> _Written problem_
Select from the records below every line that has the word "oldali" in it.

> _Stored records_
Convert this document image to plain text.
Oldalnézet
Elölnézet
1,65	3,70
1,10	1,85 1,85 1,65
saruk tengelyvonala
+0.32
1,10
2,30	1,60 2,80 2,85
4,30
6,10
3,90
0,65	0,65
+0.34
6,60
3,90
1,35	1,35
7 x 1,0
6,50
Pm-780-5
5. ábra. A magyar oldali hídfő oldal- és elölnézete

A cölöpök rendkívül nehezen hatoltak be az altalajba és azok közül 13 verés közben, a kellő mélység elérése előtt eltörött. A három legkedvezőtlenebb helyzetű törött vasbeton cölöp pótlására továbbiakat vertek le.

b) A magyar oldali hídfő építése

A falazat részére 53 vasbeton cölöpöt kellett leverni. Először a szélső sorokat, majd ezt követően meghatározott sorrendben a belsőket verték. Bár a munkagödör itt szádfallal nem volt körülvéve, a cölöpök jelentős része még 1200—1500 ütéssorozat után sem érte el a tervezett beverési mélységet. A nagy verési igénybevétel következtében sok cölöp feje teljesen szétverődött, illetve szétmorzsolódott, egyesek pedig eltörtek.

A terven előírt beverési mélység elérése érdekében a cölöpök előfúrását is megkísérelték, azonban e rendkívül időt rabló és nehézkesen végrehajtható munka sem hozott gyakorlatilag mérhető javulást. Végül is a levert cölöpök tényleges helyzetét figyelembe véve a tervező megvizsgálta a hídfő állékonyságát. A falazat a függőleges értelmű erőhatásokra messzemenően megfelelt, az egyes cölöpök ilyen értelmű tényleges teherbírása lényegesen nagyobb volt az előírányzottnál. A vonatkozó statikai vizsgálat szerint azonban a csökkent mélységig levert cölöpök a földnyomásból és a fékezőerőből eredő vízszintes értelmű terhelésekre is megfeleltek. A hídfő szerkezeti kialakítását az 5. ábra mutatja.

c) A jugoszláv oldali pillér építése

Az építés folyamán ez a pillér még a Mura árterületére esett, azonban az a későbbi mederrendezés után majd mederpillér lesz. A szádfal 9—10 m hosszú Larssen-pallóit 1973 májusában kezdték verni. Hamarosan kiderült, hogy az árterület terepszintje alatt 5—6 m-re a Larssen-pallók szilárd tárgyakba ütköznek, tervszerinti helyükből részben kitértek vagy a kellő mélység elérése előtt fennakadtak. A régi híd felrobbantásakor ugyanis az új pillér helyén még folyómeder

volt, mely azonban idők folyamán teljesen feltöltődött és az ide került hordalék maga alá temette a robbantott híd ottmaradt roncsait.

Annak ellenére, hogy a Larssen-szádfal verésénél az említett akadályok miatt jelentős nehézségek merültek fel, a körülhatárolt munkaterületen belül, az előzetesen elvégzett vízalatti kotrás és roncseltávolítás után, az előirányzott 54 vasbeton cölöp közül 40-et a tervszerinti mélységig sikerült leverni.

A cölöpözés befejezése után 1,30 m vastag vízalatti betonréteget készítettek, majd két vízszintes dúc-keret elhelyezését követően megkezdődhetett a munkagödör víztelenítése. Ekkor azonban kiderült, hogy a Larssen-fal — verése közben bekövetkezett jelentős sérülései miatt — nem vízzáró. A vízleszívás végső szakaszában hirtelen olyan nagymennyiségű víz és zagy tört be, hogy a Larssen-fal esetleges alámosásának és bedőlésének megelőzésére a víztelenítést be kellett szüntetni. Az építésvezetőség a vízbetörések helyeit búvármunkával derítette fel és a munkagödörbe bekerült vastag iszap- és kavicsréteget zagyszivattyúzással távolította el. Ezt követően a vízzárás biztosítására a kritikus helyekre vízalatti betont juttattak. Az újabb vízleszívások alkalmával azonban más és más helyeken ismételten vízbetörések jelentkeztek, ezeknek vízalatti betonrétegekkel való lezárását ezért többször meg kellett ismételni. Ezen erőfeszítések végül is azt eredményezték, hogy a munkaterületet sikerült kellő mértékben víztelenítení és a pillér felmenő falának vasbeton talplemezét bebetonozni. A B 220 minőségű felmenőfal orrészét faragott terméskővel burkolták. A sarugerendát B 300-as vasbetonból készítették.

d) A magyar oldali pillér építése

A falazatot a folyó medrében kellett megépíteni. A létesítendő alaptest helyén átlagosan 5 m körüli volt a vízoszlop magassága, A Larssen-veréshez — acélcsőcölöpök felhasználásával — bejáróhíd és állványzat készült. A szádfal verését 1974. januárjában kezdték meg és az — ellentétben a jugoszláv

> _Completed task_
5. ábra. A magyar oldali hídfő oldal- és elölnézete
b) A magyar oldali hídfő építése
c) A jugoszláv oldali pillér építése
d) A magyar oldali pillér építése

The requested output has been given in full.